● **Directions for this task**
Each line that holds the word "farm" counts once. Give the total number of such lines and nothing else.

● **Dataset records**
-- start --
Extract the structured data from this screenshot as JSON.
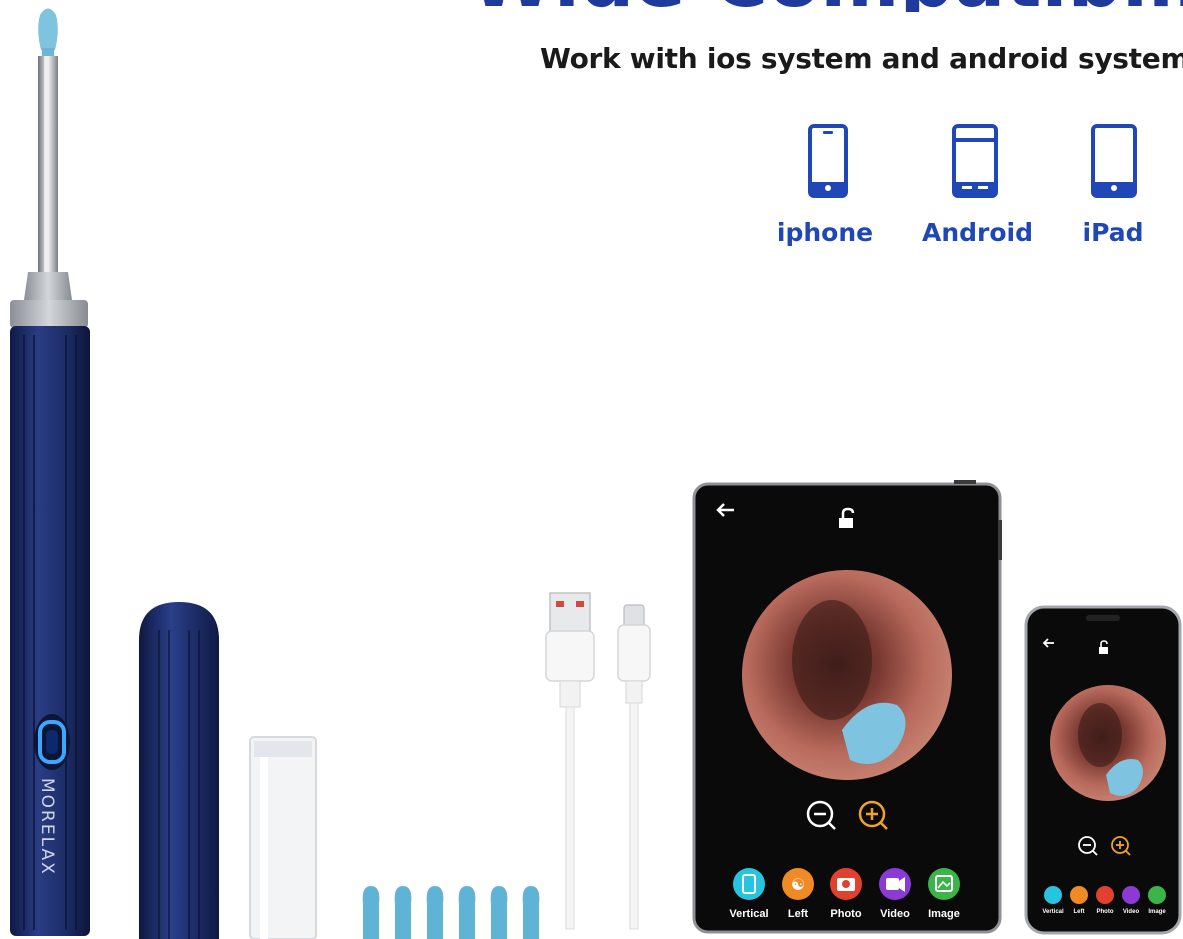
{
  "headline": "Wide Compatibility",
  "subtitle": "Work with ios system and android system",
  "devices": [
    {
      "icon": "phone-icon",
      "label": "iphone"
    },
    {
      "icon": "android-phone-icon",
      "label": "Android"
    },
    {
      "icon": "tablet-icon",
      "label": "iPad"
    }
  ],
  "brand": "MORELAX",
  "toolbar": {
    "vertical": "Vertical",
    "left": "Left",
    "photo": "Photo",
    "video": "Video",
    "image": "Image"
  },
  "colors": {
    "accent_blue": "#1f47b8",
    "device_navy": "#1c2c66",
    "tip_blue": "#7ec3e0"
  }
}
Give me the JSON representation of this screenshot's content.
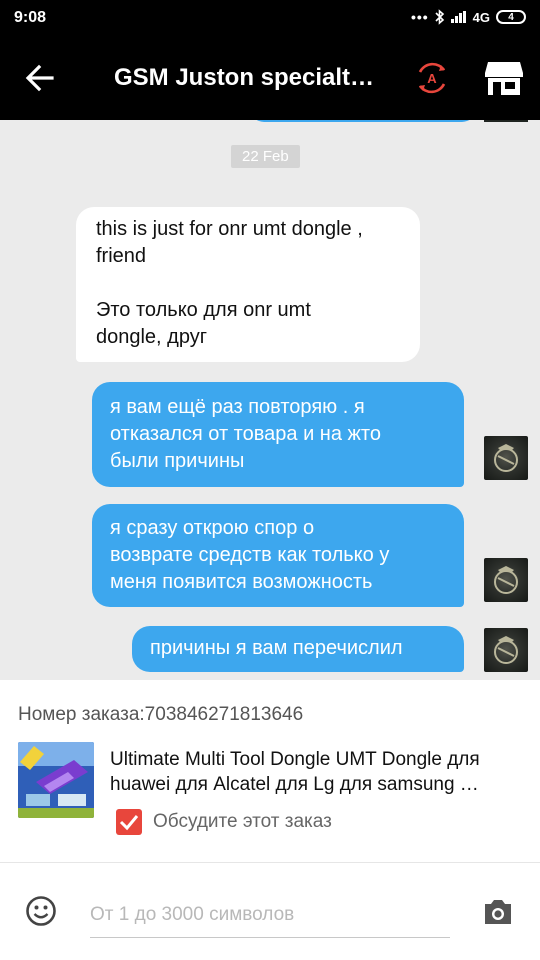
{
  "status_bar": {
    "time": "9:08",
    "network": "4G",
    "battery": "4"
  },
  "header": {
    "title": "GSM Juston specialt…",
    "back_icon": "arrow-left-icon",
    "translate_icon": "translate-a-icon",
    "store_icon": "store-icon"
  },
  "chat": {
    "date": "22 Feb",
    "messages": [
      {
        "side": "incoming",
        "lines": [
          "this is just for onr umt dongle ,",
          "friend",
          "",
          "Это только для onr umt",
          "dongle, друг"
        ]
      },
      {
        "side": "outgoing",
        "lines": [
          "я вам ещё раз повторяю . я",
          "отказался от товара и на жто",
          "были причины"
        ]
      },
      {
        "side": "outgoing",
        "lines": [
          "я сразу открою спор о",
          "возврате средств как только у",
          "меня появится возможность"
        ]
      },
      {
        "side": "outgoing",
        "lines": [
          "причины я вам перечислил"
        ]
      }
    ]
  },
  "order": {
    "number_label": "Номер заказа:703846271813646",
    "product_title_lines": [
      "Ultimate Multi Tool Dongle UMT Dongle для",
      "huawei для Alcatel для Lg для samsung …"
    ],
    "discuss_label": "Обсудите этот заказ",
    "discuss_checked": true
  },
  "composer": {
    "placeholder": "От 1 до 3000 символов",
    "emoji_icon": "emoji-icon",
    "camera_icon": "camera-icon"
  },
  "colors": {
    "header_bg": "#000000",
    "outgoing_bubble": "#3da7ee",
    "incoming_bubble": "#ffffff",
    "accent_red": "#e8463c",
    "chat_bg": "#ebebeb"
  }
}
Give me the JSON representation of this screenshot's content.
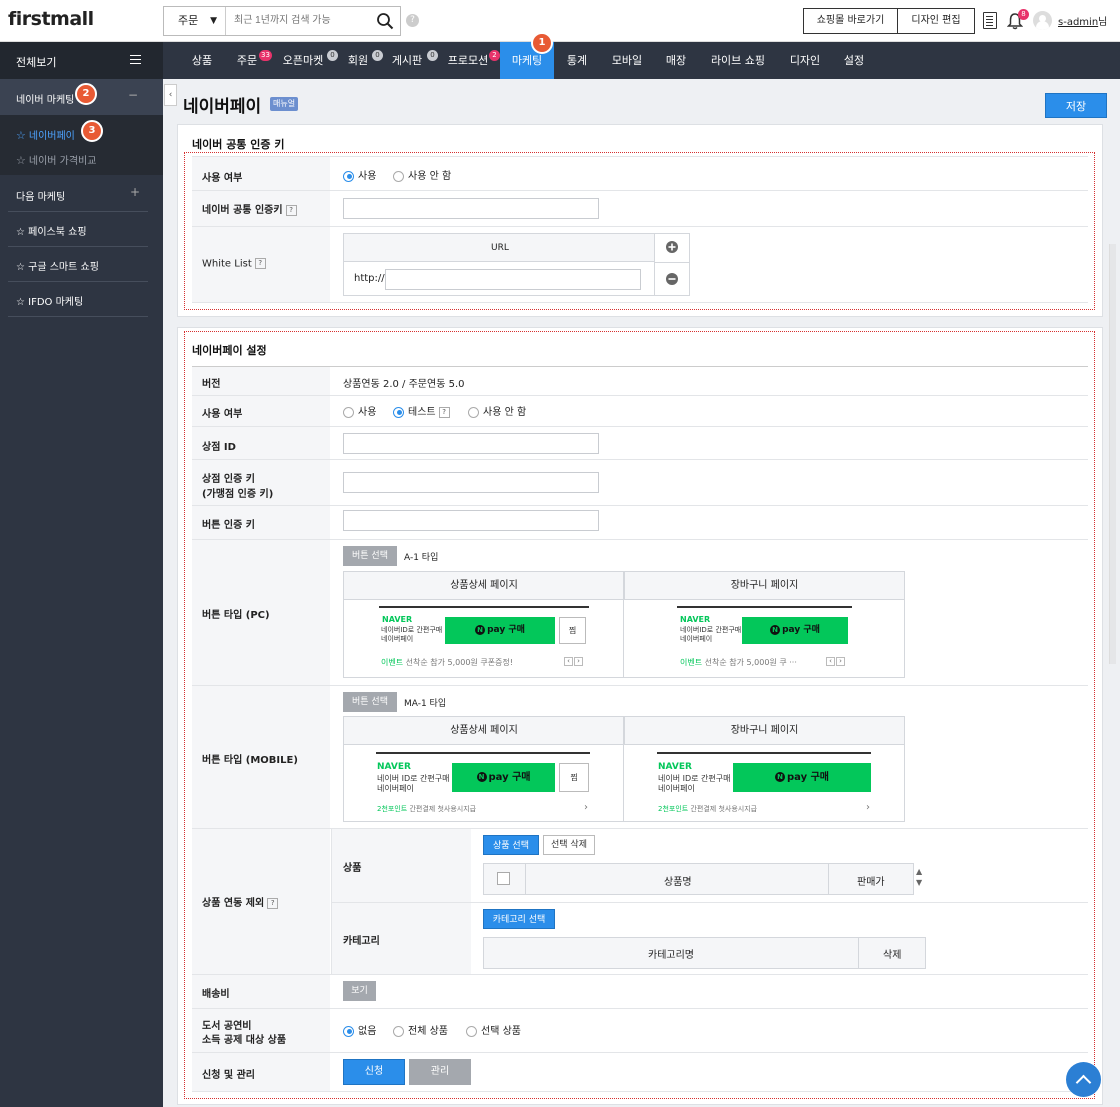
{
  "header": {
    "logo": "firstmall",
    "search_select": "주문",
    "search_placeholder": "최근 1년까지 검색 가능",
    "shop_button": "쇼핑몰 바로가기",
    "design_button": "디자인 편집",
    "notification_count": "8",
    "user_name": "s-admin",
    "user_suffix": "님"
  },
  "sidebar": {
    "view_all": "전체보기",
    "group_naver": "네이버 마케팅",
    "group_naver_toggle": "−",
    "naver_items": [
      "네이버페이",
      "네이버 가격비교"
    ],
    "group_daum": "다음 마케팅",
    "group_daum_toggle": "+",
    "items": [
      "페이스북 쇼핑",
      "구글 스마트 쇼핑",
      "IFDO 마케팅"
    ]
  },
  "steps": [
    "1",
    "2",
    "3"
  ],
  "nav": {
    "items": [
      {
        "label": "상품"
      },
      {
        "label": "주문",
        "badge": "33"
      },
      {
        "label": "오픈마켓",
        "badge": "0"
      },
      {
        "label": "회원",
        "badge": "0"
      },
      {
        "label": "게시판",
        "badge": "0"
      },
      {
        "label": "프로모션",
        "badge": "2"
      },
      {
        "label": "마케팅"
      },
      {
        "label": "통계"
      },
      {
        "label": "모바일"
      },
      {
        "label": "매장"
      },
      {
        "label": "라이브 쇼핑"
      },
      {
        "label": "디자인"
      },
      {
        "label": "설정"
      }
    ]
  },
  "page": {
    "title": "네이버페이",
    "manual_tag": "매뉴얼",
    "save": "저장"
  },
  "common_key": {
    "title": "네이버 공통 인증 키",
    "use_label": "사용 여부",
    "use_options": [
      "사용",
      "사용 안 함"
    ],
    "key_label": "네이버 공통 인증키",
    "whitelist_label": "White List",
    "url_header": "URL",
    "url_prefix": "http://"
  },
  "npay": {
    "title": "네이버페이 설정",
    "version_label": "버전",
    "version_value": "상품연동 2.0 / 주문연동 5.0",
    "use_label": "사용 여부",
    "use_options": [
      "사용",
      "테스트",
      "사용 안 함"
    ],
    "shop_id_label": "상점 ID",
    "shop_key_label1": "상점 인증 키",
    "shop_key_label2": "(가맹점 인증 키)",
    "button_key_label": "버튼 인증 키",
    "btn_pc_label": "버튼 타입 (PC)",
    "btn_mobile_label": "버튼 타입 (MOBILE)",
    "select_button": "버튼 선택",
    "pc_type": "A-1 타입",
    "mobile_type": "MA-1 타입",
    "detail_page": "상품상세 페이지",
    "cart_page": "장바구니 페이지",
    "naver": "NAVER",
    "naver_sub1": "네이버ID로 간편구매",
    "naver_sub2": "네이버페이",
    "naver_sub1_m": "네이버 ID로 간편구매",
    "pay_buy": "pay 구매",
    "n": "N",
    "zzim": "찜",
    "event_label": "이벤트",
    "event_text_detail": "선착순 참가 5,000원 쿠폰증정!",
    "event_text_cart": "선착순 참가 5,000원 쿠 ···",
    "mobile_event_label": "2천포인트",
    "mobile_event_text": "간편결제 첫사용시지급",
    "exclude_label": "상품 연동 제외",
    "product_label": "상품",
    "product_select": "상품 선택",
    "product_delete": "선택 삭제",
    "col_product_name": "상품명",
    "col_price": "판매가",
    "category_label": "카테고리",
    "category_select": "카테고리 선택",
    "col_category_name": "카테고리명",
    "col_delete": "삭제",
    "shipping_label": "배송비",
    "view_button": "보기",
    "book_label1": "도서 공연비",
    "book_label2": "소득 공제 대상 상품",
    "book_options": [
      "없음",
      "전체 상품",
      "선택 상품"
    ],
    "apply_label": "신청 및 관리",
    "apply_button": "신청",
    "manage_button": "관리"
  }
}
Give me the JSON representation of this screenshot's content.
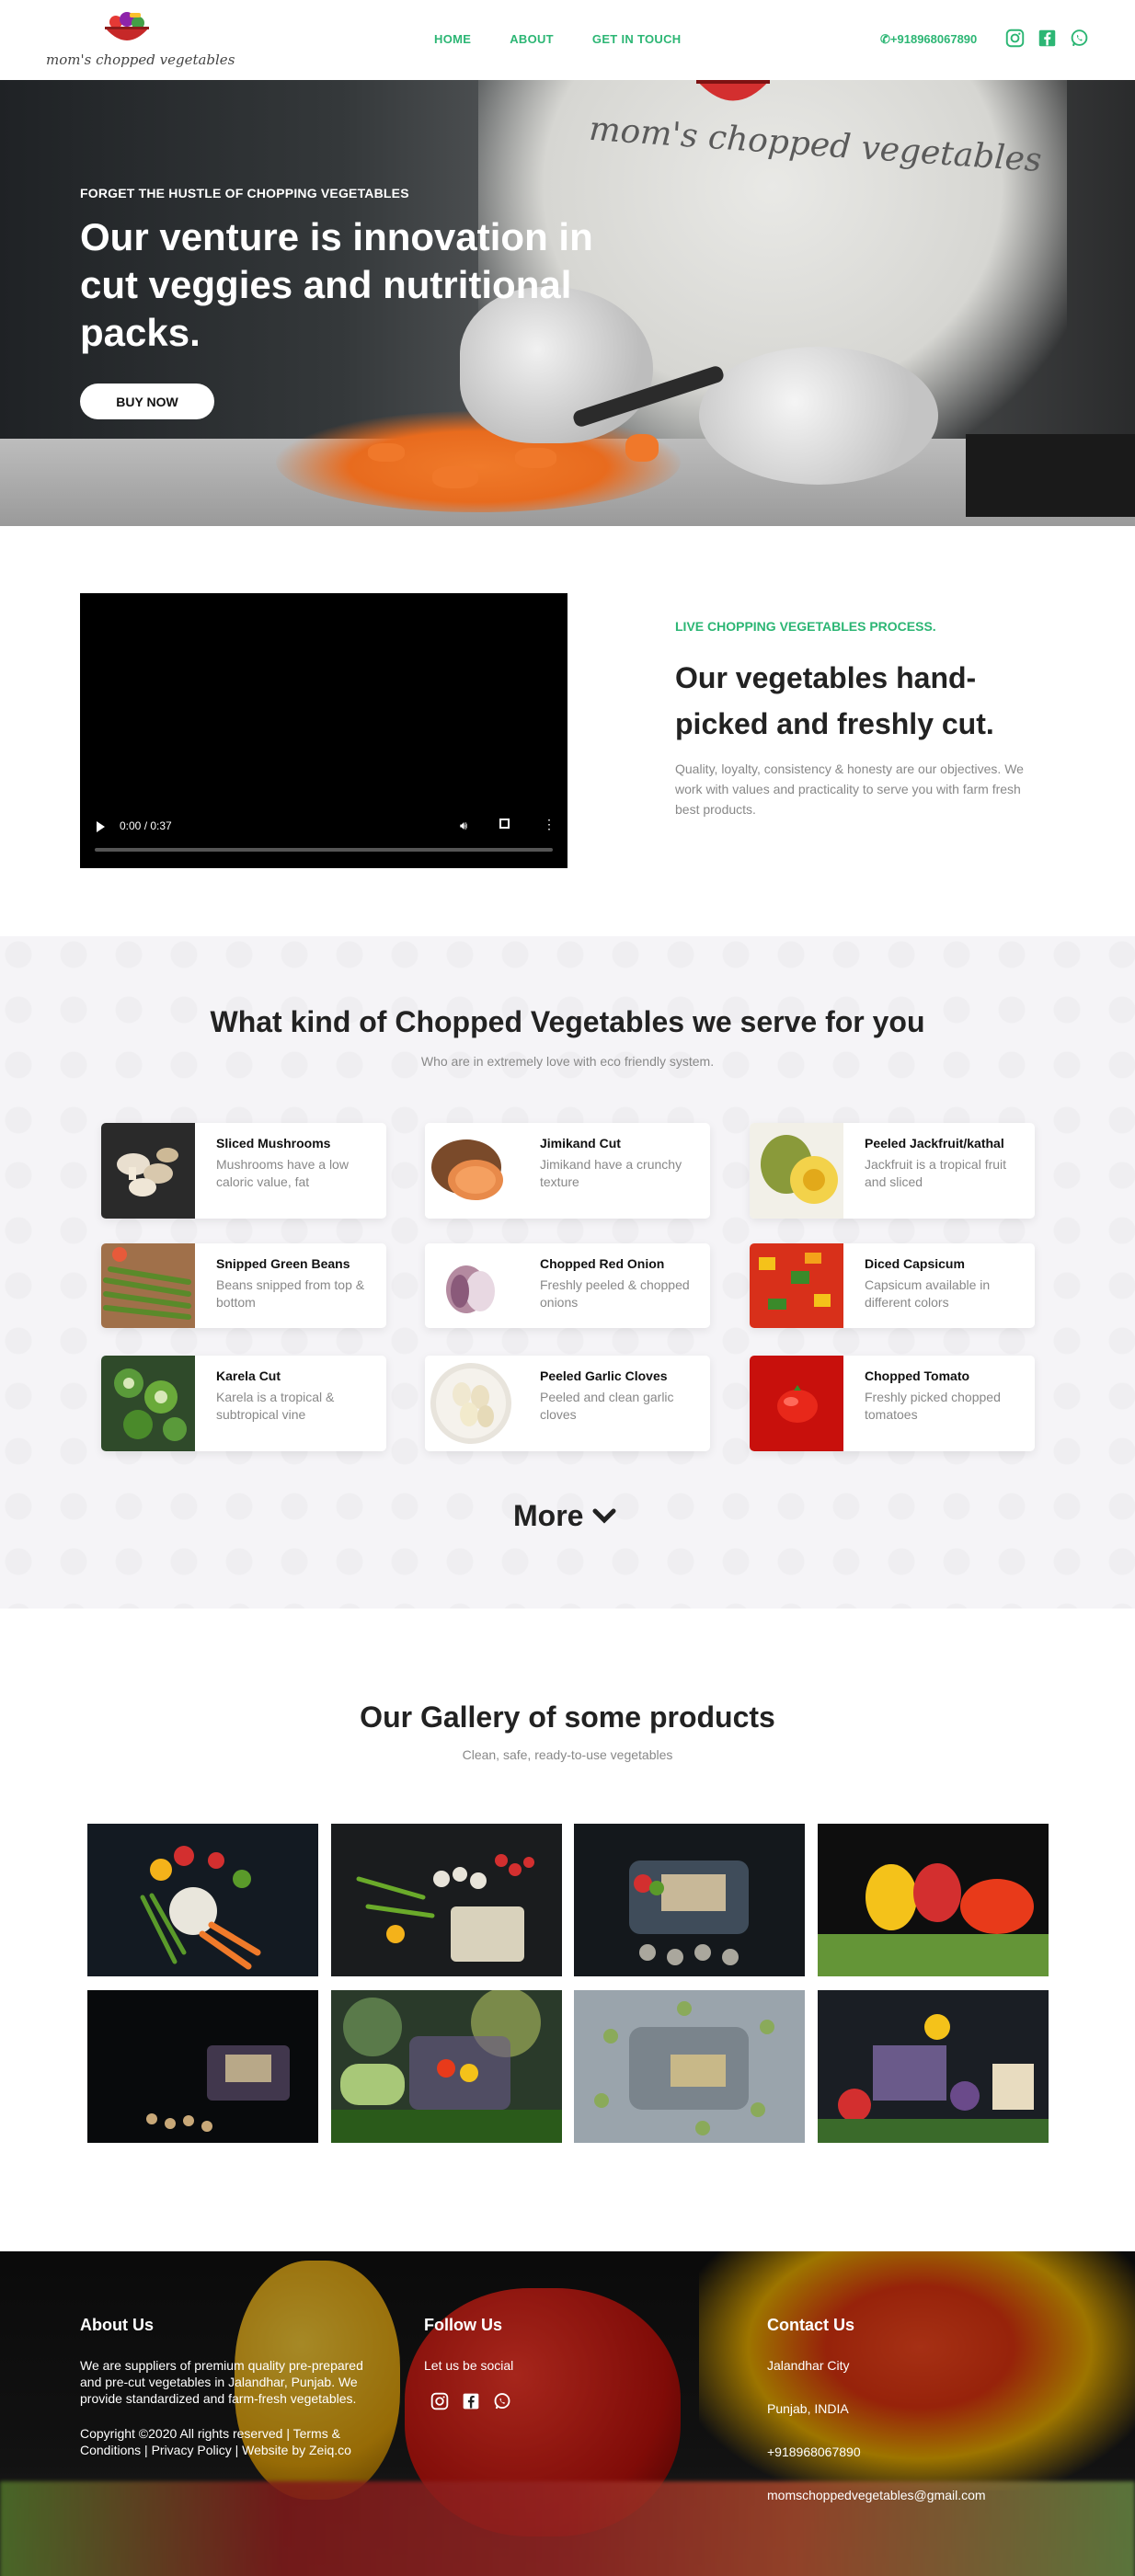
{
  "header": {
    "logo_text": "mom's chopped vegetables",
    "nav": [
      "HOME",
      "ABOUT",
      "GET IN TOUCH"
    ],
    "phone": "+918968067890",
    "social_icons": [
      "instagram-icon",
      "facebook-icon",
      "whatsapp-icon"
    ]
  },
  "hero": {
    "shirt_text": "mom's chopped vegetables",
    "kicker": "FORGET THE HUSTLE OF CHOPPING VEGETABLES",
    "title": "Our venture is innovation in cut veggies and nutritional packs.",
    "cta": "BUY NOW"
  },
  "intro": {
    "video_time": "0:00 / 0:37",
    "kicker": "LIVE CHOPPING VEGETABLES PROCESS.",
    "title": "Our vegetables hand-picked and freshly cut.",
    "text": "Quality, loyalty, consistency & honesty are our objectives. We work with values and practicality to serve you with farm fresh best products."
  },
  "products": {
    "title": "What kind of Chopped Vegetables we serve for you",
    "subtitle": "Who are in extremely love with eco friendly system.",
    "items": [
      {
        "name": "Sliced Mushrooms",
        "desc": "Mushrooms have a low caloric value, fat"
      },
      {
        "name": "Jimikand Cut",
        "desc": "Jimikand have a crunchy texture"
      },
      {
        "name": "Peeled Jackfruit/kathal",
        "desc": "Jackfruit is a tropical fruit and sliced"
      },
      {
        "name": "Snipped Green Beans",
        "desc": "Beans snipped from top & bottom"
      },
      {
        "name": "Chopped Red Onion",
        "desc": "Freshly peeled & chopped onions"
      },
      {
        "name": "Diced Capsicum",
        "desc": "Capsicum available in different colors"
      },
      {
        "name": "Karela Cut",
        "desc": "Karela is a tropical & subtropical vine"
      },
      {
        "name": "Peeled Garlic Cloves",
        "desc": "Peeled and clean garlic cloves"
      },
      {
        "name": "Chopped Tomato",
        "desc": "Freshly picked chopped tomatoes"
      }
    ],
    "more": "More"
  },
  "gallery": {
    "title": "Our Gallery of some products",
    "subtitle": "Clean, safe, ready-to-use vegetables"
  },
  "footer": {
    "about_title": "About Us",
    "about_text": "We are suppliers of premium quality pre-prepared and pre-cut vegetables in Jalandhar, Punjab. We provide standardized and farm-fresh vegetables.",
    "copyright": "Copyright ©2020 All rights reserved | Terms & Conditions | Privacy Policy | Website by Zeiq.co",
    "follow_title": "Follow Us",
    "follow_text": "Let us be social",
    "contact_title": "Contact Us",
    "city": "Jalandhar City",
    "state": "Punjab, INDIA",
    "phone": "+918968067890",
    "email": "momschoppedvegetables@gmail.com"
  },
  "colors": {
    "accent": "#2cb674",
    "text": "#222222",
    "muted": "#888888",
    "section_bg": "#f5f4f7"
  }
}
-- end --
● **Reply**
2